TASK BRIEF: Each line from the line holding "Type out the text in this image." through the last line should be written out exactly, with nothing else and no images.

——

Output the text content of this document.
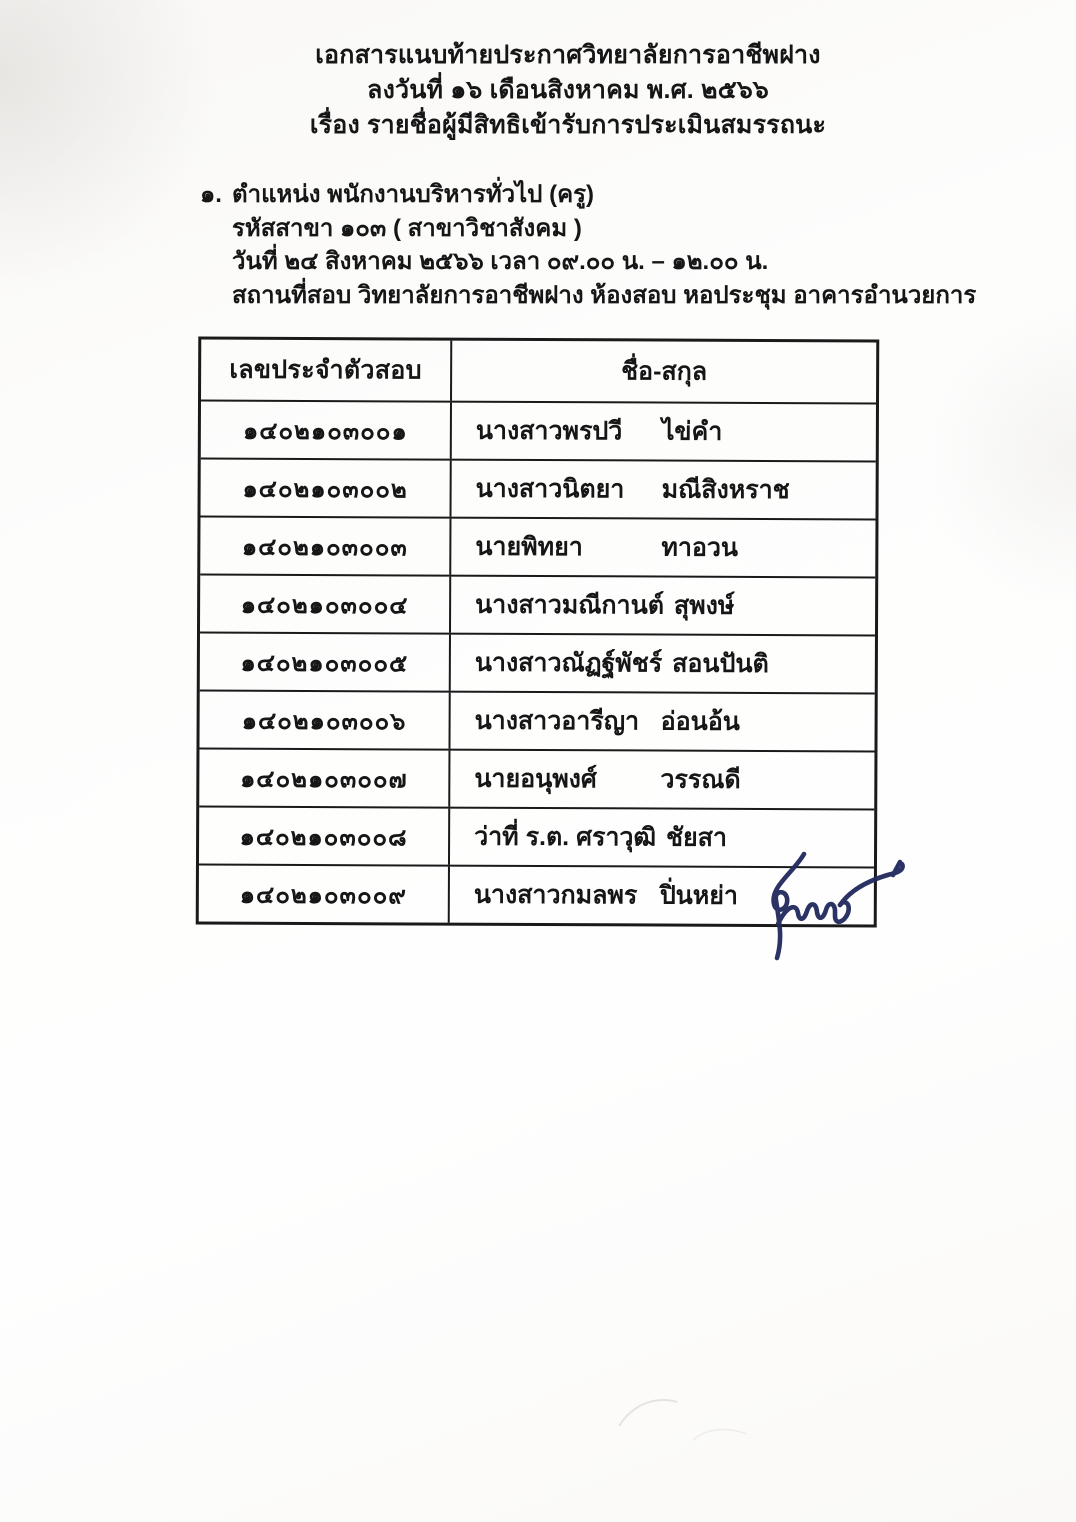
เอกสารแนบท้ายประกาศวิทยาลัยการอาชีพฝาง
ลงวันที่ ๑๖ เดือนสิงหาคม พ.ศ. ๒๕๖๖
เรื่อง รายชื่อผู้มีสิทธิเข้ารับการประเมินสมรรถนะ
๑. ตำแหน่ง พนักงานบริหารทั่วไป (ครู)
รหัสสาขา ๑๐๓ ( สาขาวิชาสังคม )
วันที่ ๒๔ สิงหาคม ๒๕๖๖ เวลา ๐๙.๐๐ น. – ๑๒.๐๐ น.
สถานที่สอบ วิทยาลัยการอาชีพฝาง ห้องสอบ หอประชุม อาคารอำนวยการ
เลขประจำตัวสอบ	ชื่อ-สกุล
๑๔๐๒๑๐๓๐๐๑	นางสาวพรปวี	ไข่คำ
๑๔๐๒๑๐๓๐๐๒	นางสาวนิตยา	มณีสิงหราช
๑๔๐๒๑๐๓๐๐๓	นายพิทยา	ทาอวน
๑๔๐๒๑๐๓๐๐๔	นางสาวมณีกานต์ สุพงษ์
๑๔๐๒๑๐๓๐๐๕	นางสาวณัฏฐ์พัชร์ สอนปันติ
๑๔๐๒๑๐๓๐๐๖	นางสาวอารีญา อ่อนอ้น
๑๔๐๒๑๐๓๐๐๗	นายอนุพงศ์	วรรณดี
๑๔๐๒๑๐๓๐๐๘	ว่าที่ ร.ต. ศราวุฒิ ชัยสา
๑๔๐๒๑๐๓๐๐๙	นางสาวกมลพร ปิ่นหย่า
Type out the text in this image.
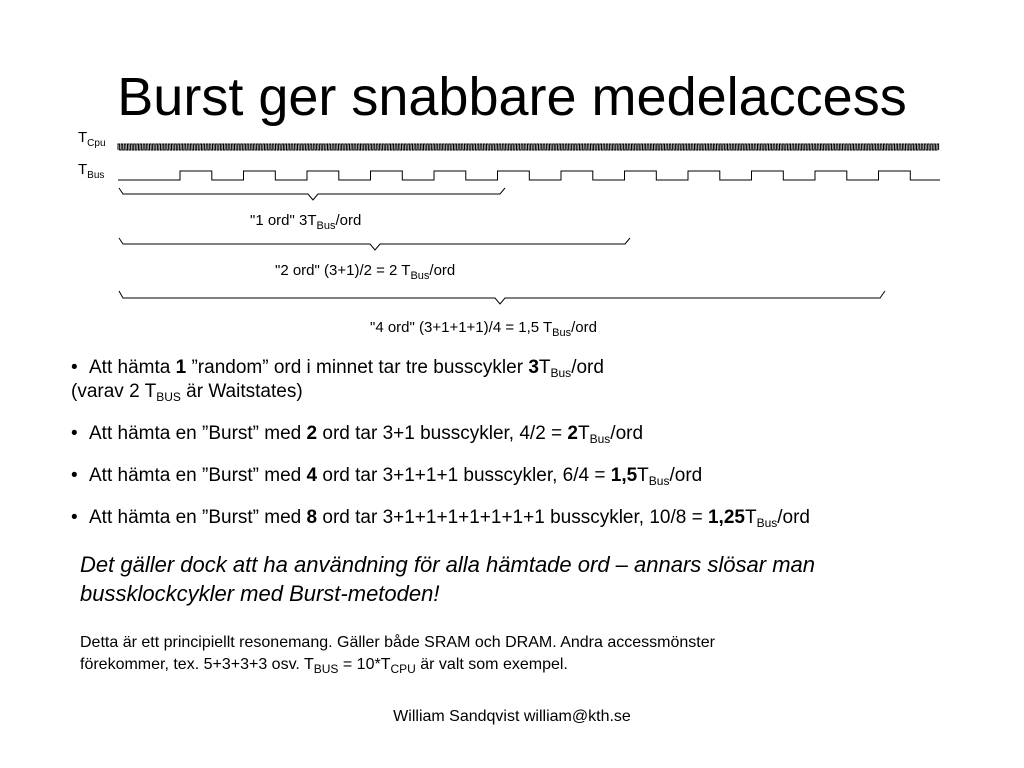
Burst ger snabbare medelaccess
$T_{Cpu}$
$T_{Bus}$
"1 ord" $3T_{Bus}$/ord
"2 ord" (3+1)/2 = 2 $T_{Bus}$/ord
"4 ord" (3+1+1+1)/4 = 1,5 $T_{Bus}$/ord
• Att hämta 1 ”random” ord i minnet tar tre busscykler $3T_{Bus}$/ord
(varav 2 $T_{BUS}$ är Waitstates)
• Att hämta en ”Burst” med 2 ord tar 3+1 busscykler, $4/2 = 2T_{Bus}$/ord
• Att hämta en ”Burst” med 4 ord tar 3+1+1+1 busscykler, $6/4 = 1,5T_{Bus}$/ord
• Att hämta en ”Burst” med 8 ord tar 3+1+1+1+1+1+1+1 busscykler, $10/8 = 1,25T_{Bus}$/ord
Det gäller dock att ha användning för alla hämtade ord – annars slösar man
bussklockcykler med Burst-metoden!
Detta är ett principiellt resonemang. Gäller både SRAM och DRAM. Andra accessmönster
förekommer, tex. 5+3+3+3 osv. $T_{BUS} = 10*T_{CPU}$ är valt som exempel.
William Sandqvist william@kth.se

——

SOLUTION FOR THIS TASK:
Type out the text in this image.
Burst ger snabbare medelaccess
$T_{Cpu}$
$T_{Bus}$
"1 ord" $3T_{Bus}$/ord
"2 ord" (3+1)/2 = 2 $T_{Bus}$/ord
"4 ord" (3+1+1+1)/4 = 1,5 $T_{Bus}$/ord
• Att hämta 1 ”random” ord i minnet tar tre busscykler $3T_{Bus}$/ord
(varav 2 $T_{BUS}$ är Waitstates)
• Att hämta en ”Burst” med 2 ord tar 3+1 busscykler, $4/2 = 2T_{Bus}$/ord
• Att hämta en ”Burst” med 4 ord tar 3+1+1+1 busscykler, $6/4 = 1,5T_{Bus}$/ord
• Att hämta en ”Burst” med 8 ord tar 3+1+1+1+1+1+1+1 busscykler, $10/8 = 1,25T_{Bus}$/ord
Det gäller dock att ha användning för alla hämtade ord – annars slösar man
bussklockcykler med Burst-metoden!
Detta är ett principiellt resonemang. Gäller både SRAM och DRAM. Andra accessmönster
förekommer, tex. 5+3+3+3 osv. $T_{BUS} = 10*T_{CPU}$ är valt som exempel.
William Sandqvist william@kth.se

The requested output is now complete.